# DATA TO USE
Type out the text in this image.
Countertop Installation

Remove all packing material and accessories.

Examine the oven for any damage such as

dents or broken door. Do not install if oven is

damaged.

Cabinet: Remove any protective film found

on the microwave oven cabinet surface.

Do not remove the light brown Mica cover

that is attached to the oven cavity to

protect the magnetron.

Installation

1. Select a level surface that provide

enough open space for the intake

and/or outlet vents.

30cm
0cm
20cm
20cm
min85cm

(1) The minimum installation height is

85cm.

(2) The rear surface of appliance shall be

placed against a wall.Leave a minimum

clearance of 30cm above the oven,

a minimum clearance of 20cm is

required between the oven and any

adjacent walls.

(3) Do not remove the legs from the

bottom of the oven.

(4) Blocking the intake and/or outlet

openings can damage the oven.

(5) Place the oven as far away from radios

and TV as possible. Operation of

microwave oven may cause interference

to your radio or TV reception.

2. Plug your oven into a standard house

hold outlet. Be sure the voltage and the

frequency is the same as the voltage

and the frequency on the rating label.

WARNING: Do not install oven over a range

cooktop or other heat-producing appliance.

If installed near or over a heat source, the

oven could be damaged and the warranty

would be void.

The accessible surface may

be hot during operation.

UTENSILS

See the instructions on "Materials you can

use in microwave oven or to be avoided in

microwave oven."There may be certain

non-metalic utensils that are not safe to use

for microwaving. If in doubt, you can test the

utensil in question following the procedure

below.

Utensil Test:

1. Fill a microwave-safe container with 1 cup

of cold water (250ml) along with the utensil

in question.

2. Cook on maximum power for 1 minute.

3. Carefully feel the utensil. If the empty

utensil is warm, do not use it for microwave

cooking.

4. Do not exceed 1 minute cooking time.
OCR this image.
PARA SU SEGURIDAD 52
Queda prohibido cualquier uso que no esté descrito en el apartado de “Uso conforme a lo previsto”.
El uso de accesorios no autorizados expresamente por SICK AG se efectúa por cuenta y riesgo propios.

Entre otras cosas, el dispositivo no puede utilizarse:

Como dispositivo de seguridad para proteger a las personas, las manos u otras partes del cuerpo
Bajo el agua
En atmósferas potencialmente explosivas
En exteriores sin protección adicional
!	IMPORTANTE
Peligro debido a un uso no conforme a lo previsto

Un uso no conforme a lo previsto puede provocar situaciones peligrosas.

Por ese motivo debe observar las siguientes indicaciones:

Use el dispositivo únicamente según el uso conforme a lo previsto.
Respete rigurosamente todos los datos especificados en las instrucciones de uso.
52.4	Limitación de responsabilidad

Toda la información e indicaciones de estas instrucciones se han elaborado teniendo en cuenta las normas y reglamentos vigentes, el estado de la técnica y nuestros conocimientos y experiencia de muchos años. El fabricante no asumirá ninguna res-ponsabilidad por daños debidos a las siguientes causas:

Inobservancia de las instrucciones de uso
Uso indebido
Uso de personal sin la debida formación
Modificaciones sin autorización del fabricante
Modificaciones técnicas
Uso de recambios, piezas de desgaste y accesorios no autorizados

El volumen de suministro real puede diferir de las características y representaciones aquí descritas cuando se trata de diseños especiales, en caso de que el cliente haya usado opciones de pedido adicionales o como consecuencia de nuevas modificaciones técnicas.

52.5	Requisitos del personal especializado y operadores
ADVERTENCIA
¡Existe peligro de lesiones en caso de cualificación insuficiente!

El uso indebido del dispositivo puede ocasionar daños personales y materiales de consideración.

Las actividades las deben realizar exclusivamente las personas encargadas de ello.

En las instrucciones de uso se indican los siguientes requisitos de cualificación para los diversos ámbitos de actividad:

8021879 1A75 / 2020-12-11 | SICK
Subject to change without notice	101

# REQUEST
Pick out all the lines with the word "microwave" in them and copy them.

# RESPONSE TO THE TASK
on the microwave oven cabinet surface.
microwave oven may cause interference
use in microwave oven or to be avoided in
microwave oven."There may be certain
1. Fill a microwave-safe container with 1 cup
utensil is warm, do not use it for microwave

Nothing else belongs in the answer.